[Items listed in a dataset]
__________________________________________________

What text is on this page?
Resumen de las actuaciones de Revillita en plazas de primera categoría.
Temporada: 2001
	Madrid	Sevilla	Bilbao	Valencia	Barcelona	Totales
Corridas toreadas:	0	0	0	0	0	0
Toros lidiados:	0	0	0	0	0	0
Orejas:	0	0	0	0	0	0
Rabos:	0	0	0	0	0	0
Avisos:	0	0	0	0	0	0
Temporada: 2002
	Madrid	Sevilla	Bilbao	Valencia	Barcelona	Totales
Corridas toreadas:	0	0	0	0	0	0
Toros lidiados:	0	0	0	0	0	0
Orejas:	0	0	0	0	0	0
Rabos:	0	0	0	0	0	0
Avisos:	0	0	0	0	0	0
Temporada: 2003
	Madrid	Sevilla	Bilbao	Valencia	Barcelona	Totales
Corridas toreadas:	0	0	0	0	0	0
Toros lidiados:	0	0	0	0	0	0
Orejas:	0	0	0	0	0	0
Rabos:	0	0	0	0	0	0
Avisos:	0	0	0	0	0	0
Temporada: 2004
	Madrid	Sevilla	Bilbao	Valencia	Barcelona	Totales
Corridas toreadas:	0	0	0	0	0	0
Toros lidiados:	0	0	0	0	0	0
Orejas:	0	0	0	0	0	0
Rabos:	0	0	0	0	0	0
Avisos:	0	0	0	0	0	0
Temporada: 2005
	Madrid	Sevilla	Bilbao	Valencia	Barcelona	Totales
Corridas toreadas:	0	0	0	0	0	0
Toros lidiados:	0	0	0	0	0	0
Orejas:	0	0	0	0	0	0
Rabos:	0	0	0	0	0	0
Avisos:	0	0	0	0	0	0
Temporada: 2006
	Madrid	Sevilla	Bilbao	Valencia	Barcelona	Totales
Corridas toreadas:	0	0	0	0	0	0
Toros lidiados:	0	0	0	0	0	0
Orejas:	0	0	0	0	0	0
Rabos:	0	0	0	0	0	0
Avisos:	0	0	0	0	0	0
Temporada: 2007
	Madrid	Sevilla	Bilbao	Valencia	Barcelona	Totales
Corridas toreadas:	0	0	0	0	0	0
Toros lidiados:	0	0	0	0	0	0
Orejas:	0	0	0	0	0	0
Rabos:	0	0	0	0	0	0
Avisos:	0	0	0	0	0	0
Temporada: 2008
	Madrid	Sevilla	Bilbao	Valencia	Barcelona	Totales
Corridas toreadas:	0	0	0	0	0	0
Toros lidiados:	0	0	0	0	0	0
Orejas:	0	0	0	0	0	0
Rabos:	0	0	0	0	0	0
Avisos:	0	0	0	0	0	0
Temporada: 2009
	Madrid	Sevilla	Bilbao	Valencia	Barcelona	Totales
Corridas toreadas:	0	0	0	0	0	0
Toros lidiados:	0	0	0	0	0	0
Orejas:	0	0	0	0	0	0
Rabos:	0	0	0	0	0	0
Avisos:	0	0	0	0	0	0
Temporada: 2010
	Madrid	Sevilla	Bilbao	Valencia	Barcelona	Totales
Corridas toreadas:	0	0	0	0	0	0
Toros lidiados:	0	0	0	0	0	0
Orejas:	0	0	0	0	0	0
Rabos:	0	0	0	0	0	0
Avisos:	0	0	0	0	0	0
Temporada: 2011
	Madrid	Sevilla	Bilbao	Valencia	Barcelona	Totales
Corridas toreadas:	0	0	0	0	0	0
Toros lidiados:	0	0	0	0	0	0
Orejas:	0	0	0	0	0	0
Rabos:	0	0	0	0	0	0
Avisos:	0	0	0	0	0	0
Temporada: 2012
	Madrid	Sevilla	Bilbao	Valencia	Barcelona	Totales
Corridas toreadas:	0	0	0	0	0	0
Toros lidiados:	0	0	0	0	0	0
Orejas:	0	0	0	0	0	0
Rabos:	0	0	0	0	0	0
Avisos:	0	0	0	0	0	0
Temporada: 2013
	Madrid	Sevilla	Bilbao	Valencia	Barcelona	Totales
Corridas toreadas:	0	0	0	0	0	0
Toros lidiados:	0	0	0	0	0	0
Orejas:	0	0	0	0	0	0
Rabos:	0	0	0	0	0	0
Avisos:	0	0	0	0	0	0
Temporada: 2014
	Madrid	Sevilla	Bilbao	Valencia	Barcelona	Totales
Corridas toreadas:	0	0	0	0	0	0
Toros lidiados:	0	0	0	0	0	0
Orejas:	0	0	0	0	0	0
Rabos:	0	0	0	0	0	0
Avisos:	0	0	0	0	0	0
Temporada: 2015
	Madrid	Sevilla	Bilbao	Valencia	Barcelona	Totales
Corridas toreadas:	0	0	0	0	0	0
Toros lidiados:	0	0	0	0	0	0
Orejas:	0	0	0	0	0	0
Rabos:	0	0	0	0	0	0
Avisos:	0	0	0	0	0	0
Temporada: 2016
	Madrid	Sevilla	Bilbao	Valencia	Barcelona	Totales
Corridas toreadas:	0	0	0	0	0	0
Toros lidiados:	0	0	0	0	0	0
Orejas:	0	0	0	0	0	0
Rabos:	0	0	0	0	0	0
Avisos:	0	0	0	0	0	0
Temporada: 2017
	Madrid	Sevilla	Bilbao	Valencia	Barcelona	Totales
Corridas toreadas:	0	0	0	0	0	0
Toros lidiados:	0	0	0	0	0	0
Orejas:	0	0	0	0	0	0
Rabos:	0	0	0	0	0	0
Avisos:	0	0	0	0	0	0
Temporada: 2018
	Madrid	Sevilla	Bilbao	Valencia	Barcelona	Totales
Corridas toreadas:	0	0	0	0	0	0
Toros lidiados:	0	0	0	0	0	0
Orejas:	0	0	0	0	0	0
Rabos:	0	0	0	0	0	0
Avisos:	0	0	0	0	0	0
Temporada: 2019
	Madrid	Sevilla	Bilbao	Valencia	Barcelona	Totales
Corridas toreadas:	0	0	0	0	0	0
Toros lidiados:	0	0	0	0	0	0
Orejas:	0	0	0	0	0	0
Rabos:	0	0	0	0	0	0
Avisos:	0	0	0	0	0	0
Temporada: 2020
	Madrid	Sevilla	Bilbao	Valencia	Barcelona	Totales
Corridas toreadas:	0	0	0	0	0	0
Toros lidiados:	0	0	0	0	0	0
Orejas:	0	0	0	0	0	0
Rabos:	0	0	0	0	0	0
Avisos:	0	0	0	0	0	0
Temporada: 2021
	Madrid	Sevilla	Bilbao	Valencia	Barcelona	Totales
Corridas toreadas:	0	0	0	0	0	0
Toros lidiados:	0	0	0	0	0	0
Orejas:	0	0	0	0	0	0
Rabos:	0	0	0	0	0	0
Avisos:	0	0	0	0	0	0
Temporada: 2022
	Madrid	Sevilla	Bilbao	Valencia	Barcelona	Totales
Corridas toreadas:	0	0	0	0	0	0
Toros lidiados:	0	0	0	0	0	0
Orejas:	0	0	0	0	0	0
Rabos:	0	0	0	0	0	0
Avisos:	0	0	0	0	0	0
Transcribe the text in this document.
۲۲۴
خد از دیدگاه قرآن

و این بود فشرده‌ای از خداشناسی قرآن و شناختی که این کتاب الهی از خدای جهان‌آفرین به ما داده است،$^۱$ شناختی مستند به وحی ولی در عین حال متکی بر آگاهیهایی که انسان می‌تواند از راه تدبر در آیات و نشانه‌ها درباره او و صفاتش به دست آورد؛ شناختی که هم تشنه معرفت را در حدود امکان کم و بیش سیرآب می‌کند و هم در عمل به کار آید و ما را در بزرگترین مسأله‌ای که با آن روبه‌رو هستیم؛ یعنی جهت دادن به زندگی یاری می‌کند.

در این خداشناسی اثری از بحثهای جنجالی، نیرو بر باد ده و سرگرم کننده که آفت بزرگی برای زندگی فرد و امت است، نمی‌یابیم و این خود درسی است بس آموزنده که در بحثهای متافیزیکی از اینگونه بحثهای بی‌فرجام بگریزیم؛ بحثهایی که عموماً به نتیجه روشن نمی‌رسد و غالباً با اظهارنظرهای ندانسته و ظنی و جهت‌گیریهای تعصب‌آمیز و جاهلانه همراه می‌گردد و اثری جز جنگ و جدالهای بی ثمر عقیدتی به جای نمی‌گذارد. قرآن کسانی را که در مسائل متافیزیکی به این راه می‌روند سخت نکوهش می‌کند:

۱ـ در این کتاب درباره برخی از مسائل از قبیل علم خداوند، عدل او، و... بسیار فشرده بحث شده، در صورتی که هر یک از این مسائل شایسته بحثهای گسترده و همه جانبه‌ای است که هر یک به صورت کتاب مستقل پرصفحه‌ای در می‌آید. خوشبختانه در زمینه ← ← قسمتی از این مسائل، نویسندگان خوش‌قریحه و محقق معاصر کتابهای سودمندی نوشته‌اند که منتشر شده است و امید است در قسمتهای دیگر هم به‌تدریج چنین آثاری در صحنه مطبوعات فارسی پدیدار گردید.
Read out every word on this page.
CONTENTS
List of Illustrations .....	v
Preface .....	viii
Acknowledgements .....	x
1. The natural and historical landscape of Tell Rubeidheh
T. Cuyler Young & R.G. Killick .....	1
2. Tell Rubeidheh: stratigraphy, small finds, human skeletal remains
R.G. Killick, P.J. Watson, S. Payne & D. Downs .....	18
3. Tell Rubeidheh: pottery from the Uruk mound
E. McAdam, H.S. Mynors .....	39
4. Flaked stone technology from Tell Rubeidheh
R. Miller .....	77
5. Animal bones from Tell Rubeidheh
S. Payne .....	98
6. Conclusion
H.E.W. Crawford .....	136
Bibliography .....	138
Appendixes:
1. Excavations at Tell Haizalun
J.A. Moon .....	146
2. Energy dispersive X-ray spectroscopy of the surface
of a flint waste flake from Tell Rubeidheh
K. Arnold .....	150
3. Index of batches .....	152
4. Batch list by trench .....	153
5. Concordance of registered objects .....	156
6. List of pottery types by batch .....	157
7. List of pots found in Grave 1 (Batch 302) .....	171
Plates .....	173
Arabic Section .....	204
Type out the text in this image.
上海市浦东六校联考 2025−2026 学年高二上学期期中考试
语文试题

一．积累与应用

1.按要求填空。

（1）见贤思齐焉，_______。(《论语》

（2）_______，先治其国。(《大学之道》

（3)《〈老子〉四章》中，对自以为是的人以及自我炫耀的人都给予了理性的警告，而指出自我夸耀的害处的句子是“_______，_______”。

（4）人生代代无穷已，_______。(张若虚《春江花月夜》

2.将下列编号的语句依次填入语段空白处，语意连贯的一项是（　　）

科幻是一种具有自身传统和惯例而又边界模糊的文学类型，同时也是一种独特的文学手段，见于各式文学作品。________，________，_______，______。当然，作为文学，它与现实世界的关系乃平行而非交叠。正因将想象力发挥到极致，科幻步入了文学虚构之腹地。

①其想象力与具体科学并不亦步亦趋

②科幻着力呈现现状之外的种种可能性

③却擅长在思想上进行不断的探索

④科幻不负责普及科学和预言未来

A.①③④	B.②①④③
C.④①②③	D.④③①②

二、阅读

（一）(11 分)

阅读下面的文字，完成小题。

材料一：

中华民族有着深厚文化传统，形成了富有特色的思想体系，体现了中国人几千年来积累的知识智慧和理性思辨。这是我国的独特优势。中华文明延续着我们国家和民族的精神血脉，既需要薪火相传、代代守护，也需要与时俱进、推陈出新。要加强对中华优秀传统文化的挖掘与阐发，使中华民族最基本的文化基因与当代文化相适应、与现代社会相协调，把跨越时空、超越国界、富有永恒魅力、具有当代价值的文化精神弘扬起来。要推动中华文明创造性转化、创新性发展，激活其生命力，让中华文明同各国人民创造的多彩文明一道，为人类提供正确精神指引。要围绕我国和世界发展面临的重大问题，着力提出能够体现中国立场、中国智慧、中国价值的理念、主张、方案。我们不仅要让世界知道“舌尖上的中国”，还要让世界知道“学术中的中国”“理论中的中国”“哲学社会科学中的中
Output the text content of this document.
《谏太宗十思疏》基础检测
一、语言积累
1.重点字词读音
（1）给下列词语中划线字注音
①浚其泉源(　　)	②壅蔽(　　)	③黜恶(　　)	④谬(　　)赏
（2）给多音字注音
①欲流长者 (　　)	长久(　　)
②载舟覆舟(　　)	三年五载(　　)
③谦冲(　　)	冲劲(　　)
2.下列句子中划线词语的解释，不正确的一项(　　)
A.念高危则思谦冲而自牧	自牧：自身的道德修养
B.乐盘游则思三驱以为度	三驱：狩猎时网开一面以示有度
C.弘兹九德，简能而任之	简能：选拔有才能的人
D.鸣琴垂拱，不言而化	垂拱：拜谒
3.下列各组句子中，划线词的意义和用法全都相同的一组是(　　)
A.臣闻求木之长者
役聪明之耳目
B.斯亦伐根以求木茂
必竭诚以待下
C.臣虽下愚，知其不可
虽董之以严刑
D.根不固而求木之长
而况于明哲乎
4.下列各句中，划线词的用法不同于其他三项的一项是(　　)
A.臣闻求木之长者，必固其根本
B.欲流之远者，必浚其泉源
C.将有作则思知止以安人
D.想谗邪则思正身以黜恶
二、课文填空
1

__________________________________________________

TASK STATEMENT:
Starting at the line that contains "Output the text content of this document.", write out every line to the end of the entries, exactly as given.

ANSWER:
Output the text content of this document.
《谏太宗十思疏》基础检测
一、语言积累
1.重点字词读音
（1）给下列词语中划线字注音
①浚其泉源(　　)	②壅蔽(　　)	③黜恶(　　)	④谬(　　)赏
（2）给多音字注音
①欲流长者 (　　)	长久(　　)
②载舟覆舟(　　)	三年五载(　　)
③谦冲(　　)	冲劲(　　)
2.下列句子中划线词语的解释，不正确的一项(　　)
A.念高危则思谦冲而自牧	自牧：自身的道德修养
B.乐盘游则思三驱以为度	三驱：狩猎时网开一面以示有度
C.弘兹九德，简能而任之	简能：选拔有才能的人
D.鸣琴垂拱，不言而化	垂拱：拜谒
3.下列各组句子中，划线词的意义和用法全都相同的一组是(　　)
A.臣闻求木之长者
役聪明之耳目
B.斯亦伐根以求木茂
必竭诚以待下
C.臣虽下愚，知其不可
虽董之以严刑
D.根不固而求木之长
而况于明哲乎
4.下列各句中，划线词的用法不同于其他三项的一项是(　　)
A.臣闻求木之长者，必固其根本
B.欲流之远者，必浚其泉源
C.将有作则思知止以安人
D.想谗邪则思正身以黜恶
二、课文填空
1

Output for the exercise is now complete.